'''

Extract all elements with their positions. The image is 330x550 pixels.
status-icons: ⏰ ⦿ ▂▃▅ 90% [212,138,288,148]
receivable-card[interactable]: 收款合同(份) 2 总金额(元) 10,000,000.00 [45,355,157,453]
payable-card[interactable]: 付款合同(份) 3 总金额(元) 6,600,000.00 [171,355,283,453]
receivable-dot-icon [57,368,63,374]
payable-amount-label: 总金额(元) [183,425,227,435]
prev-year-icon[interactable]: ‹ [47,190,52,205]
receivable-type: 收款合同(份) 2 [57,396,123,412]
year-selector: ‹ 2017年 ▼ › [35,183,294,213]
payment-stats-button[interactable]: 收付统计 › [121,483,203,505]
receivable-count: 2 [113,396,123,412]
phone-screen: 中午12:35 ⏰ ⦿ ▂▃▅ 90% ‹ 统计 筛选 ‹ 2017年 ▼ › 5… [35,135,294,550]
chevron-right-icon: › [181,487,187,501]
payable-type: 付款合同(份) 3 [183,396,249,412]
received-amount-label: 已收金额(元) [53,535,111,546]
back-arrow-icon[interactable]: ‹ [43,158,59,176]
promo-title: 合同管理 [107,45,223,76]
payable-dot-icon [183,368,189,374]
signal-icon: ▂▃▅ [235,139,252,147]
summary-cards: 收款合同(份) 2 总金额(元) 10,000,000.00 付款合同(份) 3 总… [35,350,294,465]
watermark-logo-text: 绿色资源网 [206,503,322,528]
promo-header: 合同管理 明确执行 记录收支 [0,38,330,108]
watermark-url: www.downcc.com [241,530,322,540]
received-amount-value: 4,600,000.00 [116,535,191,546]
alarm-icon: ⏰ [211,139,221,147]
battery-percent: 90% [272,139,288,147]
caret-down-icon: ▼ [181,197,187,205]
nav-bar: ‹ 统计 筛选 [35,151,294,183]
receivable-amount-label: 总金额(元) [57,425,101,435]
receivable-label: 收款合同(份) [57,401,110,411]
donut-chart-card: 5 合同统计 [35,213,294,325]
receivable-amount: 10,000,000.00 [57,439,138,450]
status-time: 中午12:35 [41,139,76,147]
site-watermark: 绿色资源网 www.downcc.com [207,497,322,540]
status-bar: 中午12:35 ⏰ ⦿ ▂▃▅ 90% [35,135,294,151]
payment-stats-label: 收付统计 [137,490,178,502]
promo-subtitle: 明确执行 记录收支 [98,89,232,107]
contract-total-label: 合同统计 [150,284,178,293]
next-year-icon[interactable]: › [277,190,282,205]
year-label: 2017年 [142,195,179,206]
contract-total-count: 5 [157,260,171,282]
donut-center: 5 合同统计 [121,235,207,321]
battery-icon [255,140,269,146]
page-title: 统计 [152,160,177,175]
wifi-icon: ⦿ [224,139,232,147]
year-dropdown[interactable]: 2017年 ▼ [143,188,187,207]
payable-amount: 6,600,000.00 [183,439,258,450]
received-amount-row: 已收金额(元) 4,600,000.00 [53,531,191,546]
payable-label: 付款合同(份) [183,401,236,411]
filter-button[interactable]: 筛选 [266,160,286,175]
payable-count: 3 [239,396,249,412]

'''
'''

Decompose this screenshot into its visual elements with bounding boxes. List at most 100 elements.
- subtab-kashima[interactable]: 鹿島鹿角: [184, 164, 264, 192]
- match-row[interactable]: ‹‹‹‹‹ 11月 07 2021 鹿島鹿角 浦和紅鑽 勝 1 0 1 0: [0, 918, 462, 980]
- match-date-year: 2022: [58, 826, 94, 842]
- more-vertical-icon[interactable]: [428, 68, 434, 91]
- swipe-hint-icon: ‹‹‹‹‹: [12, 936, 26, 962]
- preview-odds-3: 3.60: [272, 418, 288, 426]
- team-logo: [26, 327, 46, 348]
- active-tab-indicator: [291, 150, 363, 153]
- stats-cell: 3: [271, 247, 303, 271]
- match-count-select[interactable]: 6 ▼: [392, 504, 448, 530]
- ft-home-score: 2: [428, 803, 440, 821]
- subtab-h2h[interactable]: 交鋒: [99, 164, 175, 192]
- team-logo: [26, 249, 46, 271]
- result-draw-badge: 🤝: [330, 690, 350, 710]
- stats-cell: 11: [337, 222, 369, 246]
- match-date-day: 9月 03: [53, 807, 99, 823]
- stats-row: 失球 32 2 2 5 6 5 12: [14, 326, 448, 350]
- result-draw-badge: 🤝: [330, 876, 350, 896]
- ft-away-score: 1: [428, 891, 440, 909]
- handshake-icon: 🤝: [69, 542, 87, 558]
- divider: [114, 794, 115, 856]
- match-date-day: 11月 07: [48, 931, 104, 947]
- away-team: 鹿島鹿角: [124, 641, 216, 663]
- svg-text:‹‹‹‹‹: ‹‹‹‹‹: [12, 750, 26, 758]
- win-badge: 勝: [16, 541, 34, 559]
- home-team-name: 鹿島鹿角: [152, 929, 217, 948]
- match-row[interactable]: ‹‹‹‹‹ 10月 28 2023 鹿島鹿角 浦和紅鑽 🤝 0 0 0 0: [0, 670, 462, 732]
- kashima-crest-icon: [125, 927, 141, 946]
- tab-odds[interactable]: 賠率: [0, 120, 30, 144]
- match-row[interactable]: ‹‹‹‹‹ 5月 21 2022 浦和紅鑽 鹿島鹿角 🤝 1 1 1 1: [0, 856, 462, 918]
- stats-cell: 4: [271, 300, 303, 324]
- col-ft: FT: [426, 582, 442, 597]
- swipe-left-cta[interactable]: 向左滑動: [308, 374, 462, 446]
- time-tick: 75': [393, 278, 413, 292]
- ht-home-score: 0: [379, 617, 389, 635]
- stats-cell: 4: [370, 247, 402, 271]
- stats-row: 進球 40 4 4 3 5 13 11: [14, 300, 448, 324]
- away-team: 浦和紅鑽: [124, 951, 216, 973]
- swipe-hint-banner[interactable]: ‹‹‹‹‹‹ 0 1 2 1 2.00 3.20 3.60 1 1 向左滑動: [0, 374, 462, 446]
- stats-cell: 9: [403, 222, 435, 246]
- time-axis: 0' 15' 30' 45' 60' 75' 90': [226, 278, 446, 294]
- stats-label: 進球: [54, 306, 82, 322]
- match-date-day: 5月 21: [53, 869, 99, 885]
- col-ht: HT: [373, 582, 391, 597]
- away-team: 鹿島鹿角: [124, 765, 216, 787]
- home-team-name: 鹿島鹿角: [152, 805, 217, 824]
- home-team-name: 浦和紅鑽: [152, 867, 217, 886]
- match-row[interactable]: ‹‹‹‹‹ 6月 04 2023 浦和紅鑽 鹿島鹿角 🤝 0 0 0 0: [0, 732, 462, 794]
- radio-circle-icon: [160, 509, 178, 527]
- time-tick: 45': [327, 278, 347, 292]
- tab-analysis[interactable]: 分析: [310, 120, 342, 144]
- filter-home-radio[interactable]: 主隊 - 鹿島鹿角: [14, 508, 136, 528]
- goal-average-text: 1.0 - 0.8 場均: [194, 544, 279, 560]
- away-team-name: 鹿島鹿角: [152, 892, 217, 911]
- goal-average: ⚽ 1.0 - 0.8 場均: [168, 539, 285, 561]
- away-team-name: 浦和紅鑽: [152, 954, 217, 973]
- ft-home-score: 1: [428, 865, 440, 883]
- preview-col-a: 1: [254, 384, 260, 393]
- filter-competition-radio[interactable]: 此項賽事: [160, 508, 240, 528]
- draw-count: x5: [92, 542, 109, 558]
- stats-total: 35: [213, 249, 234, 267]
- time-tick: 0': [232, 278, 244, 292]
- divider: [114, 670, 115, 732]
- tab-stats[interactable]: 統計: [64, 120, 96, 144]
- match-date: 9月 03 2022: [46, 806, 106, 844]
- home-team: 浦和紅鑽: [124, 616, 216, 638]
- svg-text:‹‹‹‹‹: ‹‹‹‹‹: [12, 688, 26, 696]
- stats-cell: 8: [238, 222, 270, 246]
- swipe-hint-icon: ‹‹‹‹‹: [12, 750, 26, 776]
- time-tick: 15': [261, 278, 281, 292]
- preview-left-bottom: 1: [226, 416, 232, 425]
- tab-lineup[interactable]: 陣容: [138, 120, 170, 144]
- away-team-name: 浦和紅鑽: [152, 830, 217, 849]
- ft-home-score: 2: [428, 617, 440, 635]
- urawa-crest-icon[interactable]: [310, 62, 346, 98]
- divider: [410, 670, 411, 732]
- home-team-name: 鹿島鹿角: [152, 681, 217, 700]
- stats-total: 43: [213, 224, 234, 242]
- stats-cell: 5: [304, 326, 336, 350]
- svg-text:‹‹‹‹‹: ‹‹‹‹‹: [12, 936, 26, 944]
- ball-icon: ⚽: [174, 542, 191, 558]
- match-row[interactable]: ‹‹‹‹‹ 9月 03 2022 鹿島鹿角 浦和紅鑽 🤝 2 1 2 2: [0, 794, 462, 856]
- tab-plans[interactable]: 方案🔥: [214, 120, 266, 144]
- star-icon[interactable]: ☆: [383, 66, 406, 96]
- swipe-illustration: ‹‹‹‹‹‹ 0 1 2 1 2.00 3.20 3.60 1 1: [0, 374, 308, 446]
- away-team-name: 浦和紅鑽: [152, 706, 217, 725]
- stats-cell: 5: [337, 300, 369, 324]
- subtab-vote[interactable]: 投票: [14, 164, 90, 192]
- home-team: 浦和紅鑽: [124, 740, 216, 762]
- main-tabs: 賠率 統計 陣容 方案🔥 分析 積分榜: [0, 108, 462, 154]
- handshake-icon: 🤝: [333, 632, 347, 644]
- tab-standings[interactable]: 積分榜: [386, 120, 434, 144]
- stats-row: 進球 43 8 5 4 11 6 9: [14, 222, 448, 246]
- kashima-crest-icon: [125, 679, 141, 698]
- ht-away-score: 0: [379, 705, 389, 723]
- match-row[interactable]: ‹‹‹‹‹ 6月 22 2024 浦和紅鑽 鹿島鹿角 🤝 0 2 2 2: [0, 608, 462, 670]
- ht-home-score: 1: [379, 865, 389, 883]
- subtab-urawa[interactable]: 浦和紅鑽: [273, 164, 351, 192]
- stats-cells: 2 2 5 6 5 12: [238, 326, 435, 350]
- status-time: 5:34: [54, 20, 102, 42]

'''

▸ **PROMPT**:
Rewrite the entries from the line containing "Decompose this screenshot" through the line containing "- subtab-h2h[interactable]: 交鋒: [99, 164, 175, 192]", putting "swipe-arrow-icon" in place of "swipe-hint-icon" and leaving everything else unchanged.

▸ **EXERCISE RESPONSE**:
Decompose this screenshot into its visual elements with bounding boxes. List at most 100 elements.
- subtab-kashima[interactable]: 鹿島鹿角: [184, 164, 264, 192]
- match-row[interactable]: ‹‹‹‹‹ 11月 07 2021 鹿島鹿角 浦和紅鑽 勝 1 0 1 0: [0, 918, 462, 980]
- match-date-year: 2022: [58, 826, 94, 842]
- more-vertical-icon[interactable]: [428, 68, 434, 91]
- swipe-arrow-icon: ‹‹‹‹‹: [12, 936, 26, 962]
- preview-odds-3: 3.60: [272, 418, 288, 426]
- team-logo: [26, 327, 46, 348]
- active-tab-indicator: [291, 150, 363, 153]
- stats-cell: 3: [271, 247, 303, 271]
- match-count-select[interactable]: 6 ▼: [392, 504, 448, 530]
- ft-home-score: 2: [428, 803, 440, 821]
- subtab-h2h[interactable]: 交鋒: [99, 164, 175, 192]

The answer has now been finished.